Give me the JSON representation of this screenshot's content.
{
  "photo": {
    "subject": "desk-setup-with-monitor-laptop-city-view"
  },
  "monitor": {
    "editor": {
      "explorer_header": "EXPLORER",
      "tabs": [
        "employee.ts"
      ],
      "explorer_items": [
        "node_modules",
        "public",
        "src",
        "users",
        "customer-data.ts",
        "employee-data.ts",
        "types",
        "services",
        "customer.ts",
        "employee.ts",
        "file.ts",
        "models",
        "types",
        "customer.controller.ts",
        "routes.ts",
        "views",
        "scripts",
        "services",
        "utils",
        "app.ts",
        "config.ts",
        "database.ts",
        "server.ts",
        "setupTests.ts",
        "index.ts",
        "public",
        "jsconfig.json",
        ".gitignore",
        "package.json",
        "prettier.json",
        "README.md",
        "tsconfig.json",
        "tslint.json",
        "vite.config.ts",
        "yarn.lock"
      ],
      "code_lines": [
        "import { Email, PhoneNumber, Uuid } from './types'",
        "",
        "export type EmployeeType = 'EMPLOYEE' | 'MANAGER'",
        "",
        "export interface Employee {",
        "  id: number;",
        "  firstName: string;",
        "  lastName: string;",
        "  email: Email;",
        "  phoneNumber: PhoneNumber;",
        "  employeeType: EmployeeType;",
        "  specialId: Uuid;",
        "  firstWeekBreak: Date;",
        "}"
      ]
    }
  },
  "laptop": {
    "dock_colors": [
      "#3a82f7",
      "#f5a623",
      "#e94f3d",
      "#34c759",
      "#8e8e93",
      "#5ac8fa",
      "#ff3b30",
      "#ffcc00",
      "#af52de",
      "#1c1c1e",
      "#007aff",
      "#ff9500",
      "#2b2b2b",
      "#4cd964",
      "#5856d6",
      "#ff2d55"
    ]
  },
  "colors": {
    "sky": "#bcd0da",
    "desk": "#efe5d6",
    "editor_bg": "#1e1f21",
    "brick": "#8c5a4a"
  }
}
- - -
## TASK TO COMPLETE
Transcribe the data. Leave every line exactly as it is.

## SOLUTION BELOW
Give me the JSON representation of this screenshot's content.
{
  "photo": {
    "subject": "desk-setup-with-monitor-laptop-city-view"
  },
  "monitor": {
    "editor": {
      "explorer_header": "EXPLORER",
      "tabs": [
        "employee.ts"
      ],
      "explorer_items": [
        "node_modules",
        "public",
        "src",
        "users",
        "customer-data.ts",
        "employee-data.ts",
        "types",
        "services",
        "customer.ts",
        "employee.ts",
        "file.ts",
        "models",
        "types",
        "customer.controller.ts",
        "routes.ts",
        "views",
        "scripts",
        "services",
        "utils",
        "app.ts",
        "config.ts",
        "database.ts",
        "server.ts",
        "setupTests.ts",
        "index.ts",
        "public",
        "jsconfig.json",
        ".gitignore",
        "package.json",
        "prettier.json",
        "README.md",
        "tsconfig.json",
        "tslint.json",
        "vite.config.ts",
        "yarn.lock"
      ],
      "code_lines": [
        "import { Email, PhoneNumber, Uuid } from './types'",
        "",
        "export type EmployeeType = 'EMPLOYEE' | 'MANAGER'",
        "",
        "export interface Employee {",
        "  id: number;",
        "  firstName: string;",
        "  lastName: string;",
        "  email: Email;",
        "  phoneNumber: PhoneNumber;",
        "  employeeType: EmployeeType;",
        "  specialId: Uuid;",
        "  firstWeekBreak: Date;",
        "}"
      ]
    }
  },
  "laptop": {
    "dock_colors": [
      "#3a82f7",
      "#f5a623",
      "#e94f3d",
      "#34c759",
      "#8e8e93",
      "#5ac8fa",
      "#ff3b30",
      "#ffcc00",
      "#af52de",
      "#1c1c1e",
      "#007aff",
      "#ff9500",
      "#2b2b2b",
      "#4cd964",
      "#5856d6",
      "#ff2d55"
    ]
  },
  "colors": {
    "sky": "#bcd0da",
    "desk": "#efe5d6",
    "editor_bg": "#1e1f21",
    "brick": "#8c5a4a"
  }
}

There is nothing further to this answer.